## Stated exercise:
Find and return each line containing "value".

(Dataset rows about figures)
================

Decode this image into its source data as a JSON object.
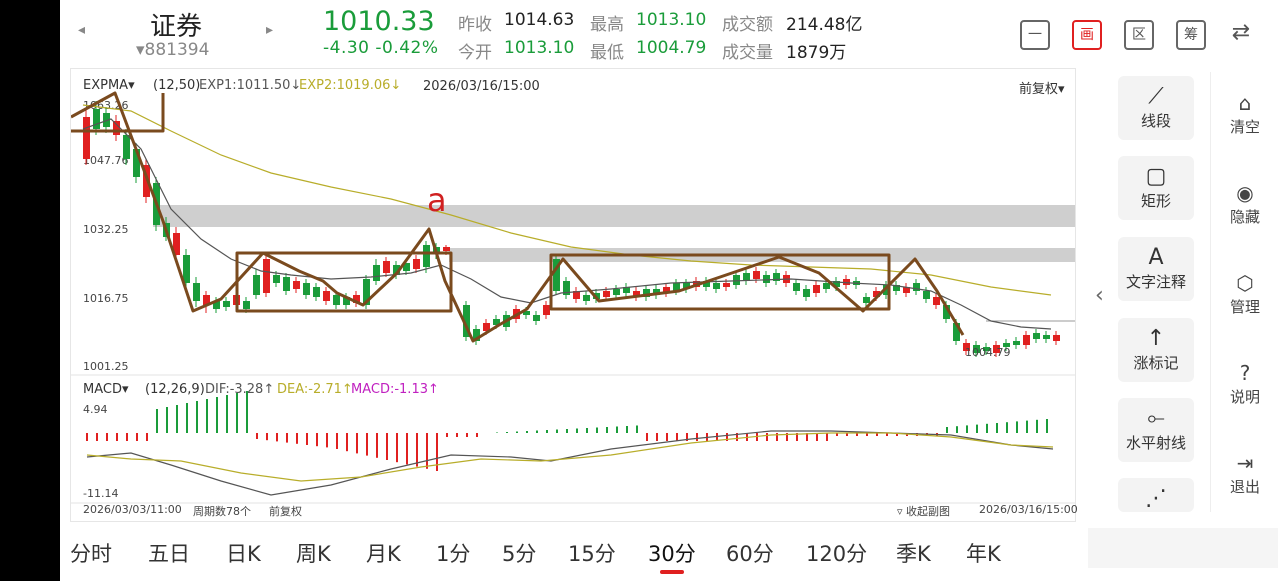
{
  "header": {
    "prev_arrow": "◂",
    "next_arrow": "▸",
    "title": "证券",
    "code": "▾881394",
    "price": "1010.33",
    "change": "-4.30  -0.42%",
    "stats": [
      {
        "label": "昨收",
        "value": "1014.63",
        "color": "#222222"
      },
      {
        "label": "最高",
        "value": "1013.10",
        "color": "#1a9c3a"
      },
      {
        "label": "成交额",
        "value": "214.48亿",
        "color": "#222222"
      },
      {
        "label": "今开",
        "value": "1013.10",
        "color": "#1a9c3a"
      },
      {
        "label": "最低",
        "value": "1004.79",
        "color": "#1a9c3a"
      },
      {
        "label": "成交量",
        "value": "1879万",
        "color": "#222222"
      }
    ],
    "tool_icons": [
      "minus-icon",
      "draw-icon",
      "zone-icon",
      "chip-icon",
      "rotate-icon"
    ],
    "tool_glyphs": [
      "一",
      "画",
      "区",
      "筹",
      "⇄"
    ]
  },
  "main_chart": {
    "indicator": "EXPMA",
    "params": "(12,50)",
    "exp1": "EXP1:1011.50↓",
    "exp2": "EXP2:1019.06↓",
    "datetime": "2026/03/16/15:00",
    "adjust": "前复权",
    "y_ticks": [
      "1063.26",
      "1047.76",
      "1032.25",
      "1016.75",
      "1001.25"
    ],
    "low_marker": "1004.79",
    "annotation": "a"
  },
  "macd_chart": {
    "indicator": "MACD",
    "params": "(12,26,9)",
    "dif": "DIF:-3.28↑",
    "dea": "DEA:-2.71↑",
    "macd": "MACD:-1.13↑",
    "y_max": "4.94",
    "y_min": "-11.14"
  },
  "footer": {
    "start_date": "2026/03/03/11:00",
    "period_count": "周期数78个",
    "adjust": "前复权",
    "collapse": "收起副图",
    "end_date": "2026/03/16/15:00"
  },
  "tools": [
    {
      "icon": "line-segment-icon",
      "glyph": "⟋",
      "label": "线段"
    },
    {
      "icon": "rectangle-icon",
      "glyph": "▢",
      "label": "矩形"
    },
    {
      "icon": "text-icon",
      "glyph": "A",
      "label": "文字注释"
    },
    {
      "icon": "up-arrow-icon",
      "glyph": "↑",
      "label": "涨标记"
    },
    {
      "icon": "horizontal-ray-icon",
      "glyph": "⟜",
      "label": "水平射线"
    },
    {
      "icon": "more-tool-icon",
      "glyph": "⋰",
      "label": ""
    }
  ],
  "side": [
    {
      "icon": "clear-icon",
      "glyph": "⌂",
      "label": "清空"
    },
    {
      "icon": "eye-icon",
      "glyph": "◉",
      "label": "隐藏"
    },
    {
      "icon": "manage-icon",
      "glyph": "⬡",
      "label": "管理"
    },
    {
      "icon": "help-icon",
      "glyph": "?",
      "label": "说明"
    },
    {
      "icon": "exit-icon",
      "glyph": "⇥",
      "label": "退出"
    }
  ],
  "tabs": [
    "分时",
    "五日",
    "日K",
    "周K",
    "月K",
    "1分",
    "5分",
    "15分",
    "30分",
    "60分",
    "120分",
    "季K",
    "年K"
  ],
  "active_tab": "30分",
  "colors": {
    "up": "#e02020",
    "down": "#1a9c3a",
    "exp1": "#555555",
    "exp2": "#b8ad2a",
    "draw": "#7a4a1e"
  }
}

================

## Complete answer:
        "value": "1014.63",
        "value": "1013.10",
        "value": "214.48亿",
        "value": "1013.10",
        "value": "1004.79",
        "value": "1879万",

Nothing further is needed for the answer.